__Task objective__
Tell how many lines in the data below hold the string "distribution"; give nothing but the number.

__Data__
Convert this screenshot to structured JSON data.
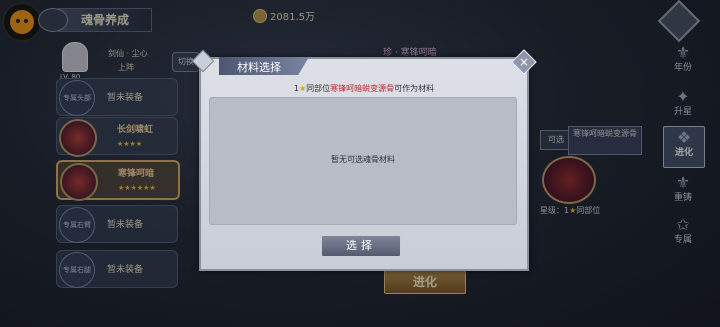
{
  "header": {
    "title": "魂骨养成",
    "currency_value": "2081.5万"
  },
  "character": {
    "name": "剑仙 · 尘心",
    "status": "上阵",
    "level": "LV. 80",
    "switch_label": "切换"
  },
  "slots": [
    {
      "label": "暂未装备",
      "sub": "专属头部",
      "filled": false
    },
    {
      "label": "长剑啸虹",
      "stars": "★★★★",
      "filled": true
    },
    {
      "label": "寒锋呵暗",
      "stars": "★★★★★★",
      "filled": true,
      "selected": true
    },
    {
      "label": "暂未装备",
      "sub": "专属右臂",
      "filled": false
    },
    {
      "label": "暂未装备",
      "sub": "专属右腿",
      "filled": false
    }
  ],
  "detail": {
    "item_title": "珍 · 寒锋呵暗",
    "available_tag": "可选",
    "material_name": "寒锋呵暗蜕变源骨",
    "star_label_prefix": "星级：1",
    "star_icon": "★",
    "star_label_suffix": "同部位",
    "evolve_button": "进化"
  },
  "nav": [
    {
      "label": "年份",
      "icon": "year-icon"
    },
    {
      "label": "升星",
      "icon": "star-up-icon"
    },
    {
      "label": "进化",
      "icon": "evolve-icon",
      "active": true
    },
    {
      "label": "重铸",
      "icon": "recast-icon"
    },
    {
      "label": "专属",
      "icon": "exclusive-icon"
    }
  ],
  "modal": {
    "title": "材料选择",
    "hint_prefix": "1",
    "hint_star": "★",
    "hint_mid": "同部位",
    "hint_item": "寒锋呵暗蜕变源骨",
    "hint_suffix": "可作为材料",
    "empty_text": "暂无可选魂骨材料",
    "select_button": "选择",
    "close_icon": "×"
  },
  "colors": {
    "accent_gold": "#d9b269",
    "star_yellow": "#f2c23a",
    "highlight_red": "#c0262a"
  }
}
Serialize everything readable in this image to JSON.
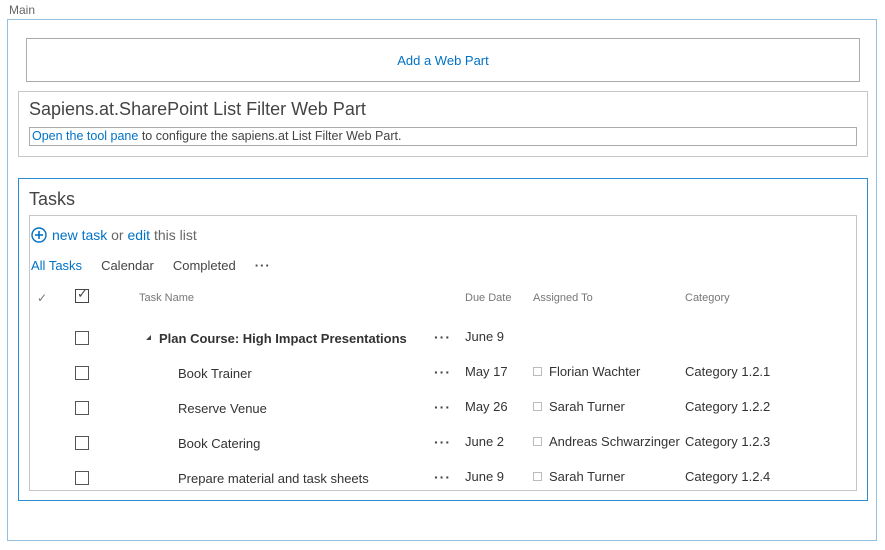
{
  "zone": {
    "label": "Main"
  },
  "add_web_part": {
    "label": "Add a Web Part"
  },
  "filter_web_part": {
    "title": "Sapiens.at.SharePoint List Filter Web Part",
    "link_text": "Open the tool pane",
    "message_rest": " to configure the sapiens.at List Filter Web Part."
  },
  "tasks": {
    "title": "Tasks",
    "new_task": "new task",
    "or": " or ",
    "edit": "edit",
    "this_list": " this list",
    "views": [
      "All Tasks",
      "Calendar",
      "Completed"
    ],
    "more_views": "···",
    "headers": {
      "task_name": "Task Name",
      "due_date": "Due Date",
      "assigned_to": "Assigned To",
      "category": "Category"
    },
    "rows": [
      {
        "name": "Plan Course: High Impact Presentations",
        "due": "June 9",
        "assigned": "",
        "category": ""
      },
      {
        "name": "Book Trainer",
        "due": "May 17",
        "assigned": "Florian Wachter",
        "category": "Category 1.2.1"
      },
      {
        "name": "Reserve Venue",
        "due": "May 26",
        "assigned": "Sarah Turner",
        "category": "Category 1.2.2"
      },
      {
        "name": "Book Catering",
        "due": "June 2",
        "assigned": "Andreas Schwarzinger",
        "category": "Category 1.2.3"
      },
      {
        "name": "Prepare material and task sheets",
        "due": "June 9",
        "assigned": "Sarah Turner",
        "category": "Category 1.2.4"
      }
    ],
    "row_menu": "···"
  },
  "icons": {
    "plus": "plus-circle-icon",
    "check": "checkmark-icon",
    "expand": "collapse-triangle-icon"
  },
  "colors": {
    "link": "#0072c6",
    "zone_border": "#92c0e0",
    "selected_border": "#2a8dd4"
  }
}
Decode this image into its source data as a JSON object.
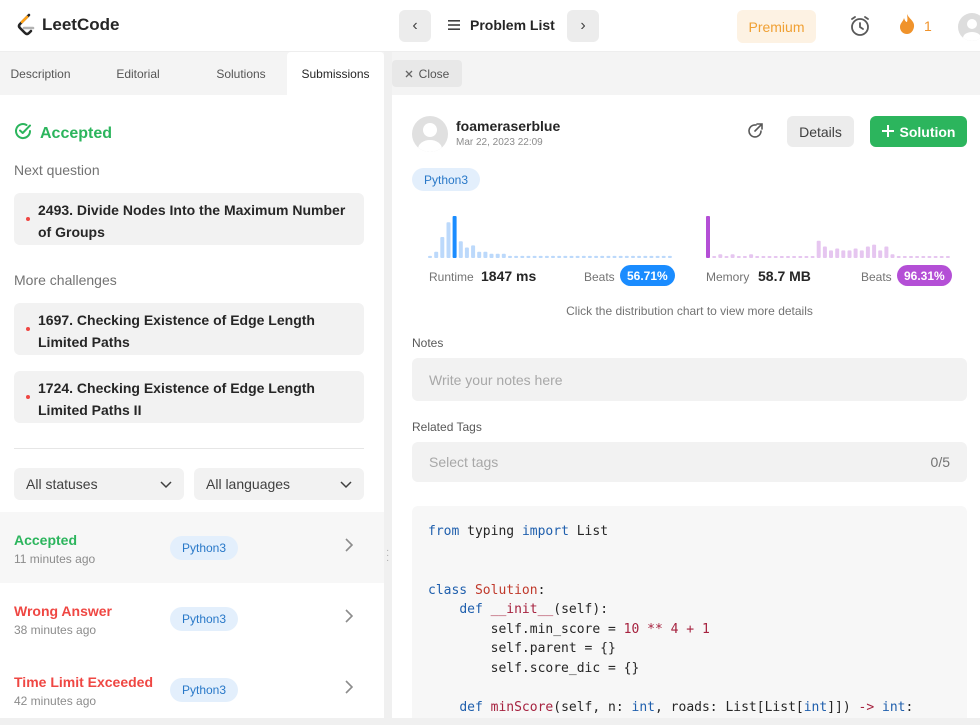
{
  "header": {
    "logo_text": "LeetCode",
    "problem_list_label": "Problem List",
    "premium_label": "Premium",
    "streak_count": "1"
  },
  "left": {
    "tabs": [
      {
        "label": "Description"
      },
      {
        "label": "Editorial"
      },
      {
        "label": "Solutions"
      },
      {
        "label": "Submissions"
      }
    ],
    "status": "Accepted",
    "next_question_label": "Next question",
    "next_question": "2493. Divide Nodes Into the Maximum Number of Groups",
    "more_challenges_label": "More challenges",
    "challenges": [
      "1697. Checking Existence of Edge Length Limited Paths",
      "1724. Checking Existence of Edge Length Limited Paths II"
    ],
    "filters": {
      "status": "All statuses",
      "language": "All languages"
    },
    "submissions": [
      {
        "status": "Accepted",
        "time": "11 minutes ago",
        "lang": "Python3",
        "color": "#2cb55d"
      },
      {
        "status": "Wrong Answer",
        "time": "38 minutes ago",
        "lang": "Python3",
        "color": "#ef4743"
      },
      {
        "status": "Time Limit Exceeded",
        "time": "42 minutes ago",
        "lang": "Python3",
        "color": "#ef4743"
      }
    ]
  },
  "right": {
    "close_label": "Close",
    "username": "foameraserblue",
    "date": "Mar 22, 2023 22:09",
    "details_label": "Details",
    "solution_label": "Solution",
    "language": "Python3",
    "runtime": {
      "label": "Runtime",
      "value": "1847 ms",
      "beats_label": "Beats",
      "beats": "56.71%",
      "color": "#1a8cff"
    },
    "memory": {
      "label": "Memory",
      "value": "58.7 MB",
      "beats_label": "Beats",
      "beats": "96.31%",
      "color": "#b44fd6"
    },
    "hint": "Click the distribution chart to view more details",
    "notes_label": "Notes",
    "notes_placeholder": "Write your notes here",
    "tags_label": "Related Tags",
    "tags_placeholder": "Select tags",
    "tags_count": "0/5"
  },
  "code": {
    "lines": [
      "from typing import List",
      "",
      "",
      "class Solution:",
      "    def __init__(self):",
      "        self.min_score = 10 ** 4 + 1",
      "        self.parent = {}",
      "        self.score_dic = {}",
      "",
      "    def minScore(self, n: int, roads: List[List[int]]) -> int:"
    ]
  },
  "chart_data": [
    {
      "type": "bar",
      "name": "runtime-distribution",
      "values": [
        1,
        3,
        10,
        17,
        20,
        8,
        5,
        6,
        3,
        3,
        2,
        2,
        2,
        1,
        1,
        1,
        1,
        1,
        1,
        1,
        1,
        1,
        1,
        1,
        1,
        1,
        1,
        1,
        1,
        1,
        1,
        1,
        1,
        1,
        1,
        1,
        1,
        1,
        1,
        1
      ],
      "highlight_index": 4
    },
    {
      "type": "bar",
      "name": "memory-distribution",
      "values": [
        22,
        1,
        2,
        1,
        2,
        1,
        1,
        2,
        1,
        1,
        1,
        1,
        1,
        1,
        1,
        1,
        1,
        1,
        9,
        6,
        4,
        5,
        4,
        4,
        5,
        4,
        6,
        7,
        4,
        6,
        2,
        1,
        1,
        1,
        1,
        1,
        1,
        1,
        1,
        1
      ],
      "highlight_index": 0
    }
  ]
}
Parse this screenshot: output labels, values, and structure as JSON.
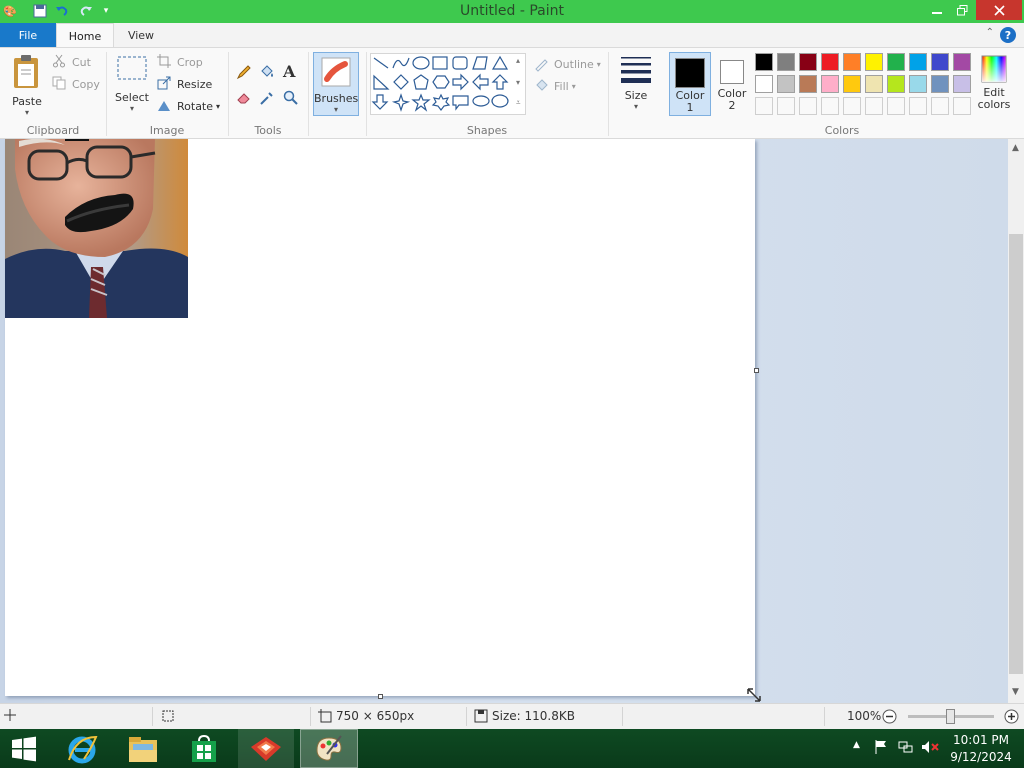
{
  "window": {
    "title": "Untitled - Paint"
  },
  "tabs": {
    "file": "File",
    "home": "Home",
    "view": "View"
  },
  "help": "?",
  "clipboard": {
    "paste": "Paste",
    "cut": "Cut",
    "copy": "Copy",
    "label": "Clipboard"
  },
  "image": {
    "select": "Select",
    "crop": "Crop",
    "resize": "Resize",
    "rotate": "Rotate",
    "label": "Image"
  },
  "tools": {
    "label": "Tools",
    "text_glyph": "A"
  },
  "brushes": {
    "label": "Brushes"
  },
  "shapes": {
    "outline": "Outline",
    "fill": "Fill",
    "label": "Shapes"
  },
  "size": {
    "label": "Size"
  },
  "color1": {
    "label": "Color 1"
  },
  "color2": {
    "label": "Color 2"
  },
  "colors": {
    "label": "Colors",
    "edit": "Edit colors",
    "row1": [
      "#000000",
      "#7f7f7f",
      "#880015",
      "#ed1c24",
      "#ff7f27",
      "#fff200",
      "#22b14c",
      "#00a2e8",
      "#3f48cc",
      "#a349a4"
    ],
    "row2": [
      "#ffffff",
      "#c3c3c3",
      "#b97a57",
      "#ffaec9",
      "#ffc90e",
      "#efe4b0",
      "#b5e61d",
      "#99d9ea",
      "#7092be",
      "#c8bfe7"
    ]
  },
  "status": {
    "dimensions": "750 × 650px",
    "size": "Size: 110.8KB",
    "zoom": "100%"
  },
  "tray": {
    "time": "10:01 PM",
    "date": "9/12/2024"
  },
  "accent": "#3ec94e"
}
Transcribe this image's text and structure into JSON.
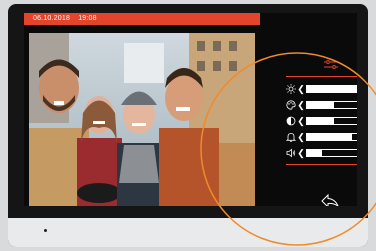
{
  "status_bar": {
    "date": "06.10.2018",
    "time": "19:08"
  },
  "photo": {
    "description_icon": "camera-feed-image"
  },
  "settings": {
    "icon": "equalizer-icon",
    "rows": [
      {
        "key": "brightness",
        "icon": "sun-icon",
        "level": 0.95
      },
      {
        "key": "color",
        "icon": "palette-icon",
        "level": 0.45
      },
      {
        "key": "contrast",
        "icon": "contrast-icon",
        "level": 0.45
      },
      {
        "key": "ringtone-volume",
        "icon": "bell-icon",
        "level": 0.75
      },
      {
        "key": "speaker-volume",
        "icon": "speaker-icon",
        "level": 0.25
      }
    ],
    "back_icon": "back-arrow-icon"
  },
  "colors": {
    "accent": "#e2452b",
    "highlight": "#f08a2a"
  }
}
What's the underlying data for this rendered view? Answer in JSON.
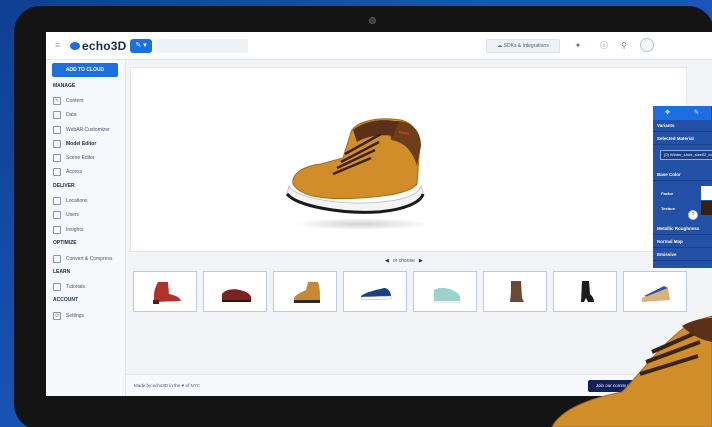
{
  "app": {
    "logo_text": "echo3D",
    "accent": "#1d6fe0"
  },
  "topbar": {
    "sdk_label": "SDKs & Integrations",
    "icons": [
      "hamburger-icon",
      "magic-wand-icon",
      "info-icon",
      "search-icon",
      "avatar"
    ]
  },
  "sidebar": {
    "add_to_cloud": "ADD TO CLOUD",
    "sections": {
      "manage": "MANAGE",
      "deliver": "DELIVER",
      "optimize": "OPTIMIZE",
      "learn": "LEARN",
      "account": "ACCOUNT"
    },
    "items": {
      "content": "Content",
      "data": "Data",
      "webar": "WebAR Customizer",
      "model_editor": "Model Editor",
      "scene_editor": "Scene Editor",
      "access": "Access",
      "locations": "Locations",
      "users": "Users",
      "insights": "Insights",
      "convert": "Convert & Compress",
      "tutorials": "Tutorials",
      "settings": "Settings"
    }
  },
  "panel": {
    "variants": "Variants",
    "selected_material": "Selected Material",
    "material_value": "(0) Winter_shoe_size02_bo",
    "base_color": "Base Color",
    "factor": "Factor",
    "texture": "Texture",
    "metallic": "Metallic Roughness",
    "normal_map": "Normal Map",
    "emissive": "Emissive"
  },
  "chooser": {
    "label": "or choose"
  },
  "footer": {
    "made_by": "Made by echo3D in the ♥ of NYC",
    "join": "Join our commun"
  },
  "thumbnails": [
    {
      "name": "red-ankle-boot",
      "color": "#b0332a"
    },
    {
      "name": "burgundy-oxford",
      "color": "#7a2224"
    },
    {
      "name": "tan-hiking-boot",
      "color": "#c78a33"
    },
    {
      "name": "blue-sneaker",
      "color": "#1f3e8a"
    },
    {
      "name": "mint-sneaker",
      "color": "#9cd3cf"
    },
    {
      "name": "brown-boot",
      "color": "#6b4a35"
    },
    {
      "name": "black-heeled-boot",
      "color": "#1c1c1c"
    },
    {
      "name": "blue-espadrille-wedge",
      "color": "#3a4fa0"
    }
  ]
}
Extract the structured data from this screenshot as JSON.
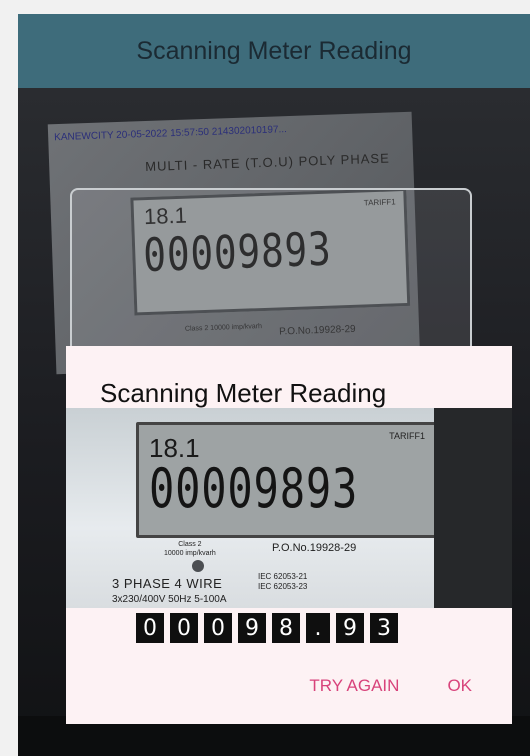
{
  "app_bar": {
    "title": "Scanning Meter Reading"
  },
  "camera_preview": {
    "paper_text": "KANEWCITY 20-05-2022 15:57:50 214302010197...",
    "meter_header": "MULTI - RATE (T.O.U) POLY PHASE",
    "lcd_code": "18.1",
    "lcd_digits": "00009893",
    "lcd_tariff": "TARIFF1",
    "class_label": "Class 2 10000 imp/kvarh",
    "po_label": "P.O.No.19928-29"
  },
  "dialog": {
    "title": "Scanning Meter Reading",
    "photo": {
      "lcd_code": "18.1",
      "lcd_digits": "00009893",
      "lcd_tariff": "TARIFF1",
      "class_label": "Class 2",
      "class_sub": "10000 imp/kvarh",
      "po_label": "P.O.No.19928-29",
      "phase_label": "3 PHASE 4 WIRE",
      "iec_1": "IEC 62053-21",
      "iec_2": "IEC 62053-23",
      "voltage": "3x230/400V 50Hz 5-100A"
    },
    "reading_digits": [
      "0",
      "0",
      "0",
      "9",
      "8",
      ".",
      "9",
      "3"
    ],
    "actions": {
      "try_again": "TRY AGAIN",
      "ok": "OK"
    }
  },
  "colors": {
    "app_bar": "#3e6c7b",
    "dialog_bg": "#fdf2f4",
    "accent": "#d8437b"
  }
}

__Result of the task__
3